WHAT IS REQUIRED: Below is a block of records; repeat each one exactly.
——————————
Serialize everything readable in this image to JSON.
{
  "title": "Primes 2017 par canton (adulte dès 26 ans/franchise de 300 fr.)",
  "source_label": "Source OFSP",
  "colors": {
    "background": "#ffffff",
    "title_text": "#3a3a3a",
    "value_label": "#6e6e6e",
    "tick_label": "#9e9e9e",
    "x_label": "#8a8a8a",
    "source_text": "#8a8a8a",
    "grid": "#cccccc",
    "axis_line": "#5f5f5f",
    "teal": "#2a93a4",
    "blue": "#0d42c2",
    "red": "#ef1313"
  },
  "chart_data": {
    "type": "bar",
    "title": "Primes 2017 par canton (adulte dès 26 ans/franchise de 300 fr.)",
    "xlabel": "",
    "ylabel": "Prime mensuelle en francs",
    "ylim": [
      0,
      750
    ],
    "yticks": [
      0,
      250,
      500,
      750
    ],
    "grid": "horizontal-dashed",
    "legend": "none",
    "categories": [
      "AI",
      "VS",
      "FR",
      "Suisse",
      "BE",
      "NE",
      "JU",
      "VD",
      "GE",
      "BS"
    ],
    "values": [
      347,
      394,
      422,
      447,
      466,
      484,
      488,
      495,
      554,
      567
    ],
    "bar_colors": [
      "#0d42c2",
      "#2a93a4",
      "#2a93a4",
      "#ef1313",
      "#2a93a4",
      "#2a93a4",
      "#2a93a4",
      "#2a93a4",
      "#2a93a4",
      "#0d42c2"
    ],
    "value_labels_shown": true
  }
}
——————————
SOLUTION:
Serialize everything readable in this image to JSON.
{
  "title": "Primes 2017 par canton (adulte dès 26 ans/franchise de 300 fr.)",
  "source_label": "Source OFSP",
  "colors": {
    "background": "#ffffff",
    "title_text": "#3a3a3a",
    "value_label": "#6e6e6e",
    "tick_label": "#9e9e9e",
    "x_label": "#8a8a8a",
    "source_text": "#8a8a8a",
    "grid": "#cccccc",
    "axis_line": "#5f5f5f",
    "teal": "#2a93a4",
    "blue": "#0d42c2",
    "red": "#ef1313"
  },
  "chart_data": {
    "type": "bar",
    "title": "Primes 2017 par canton (adulte dès 26 ans/franchise de 300 fr.)",
    "xlabel": "",
    "ylabel": "Prime mensuelle en francs",
    "ylim": [
      0,
      750
    ],
    "yticks": [
      0,
      250,
      500,
      750
    ],
    "grid": "horizontal-dashed",
    "legend": "none",
    "categories": [
      "AI",
      "VS",
      "FR",
      "Suisse",
      "BE",
      "NE",
      "JU",
      "VD",
      "GE",
      "BS"
    ],
    "values": [
      347,
      394,
      422,
      447,
      466,
      484,
      488,
      495,
      554,
      567
    ],
    "bar_colors": [
      "#0d42c2",
      "#2a93a4",
      "#2a93a4",
      "#ef1313",
      "#2a93a4",
      "#2a93a4",
      "#2a93a4",
      "#2a93a4",
      "#2a93a4",
      "#0d42c2"
    ],
    "value_labels_shown": true
  }
}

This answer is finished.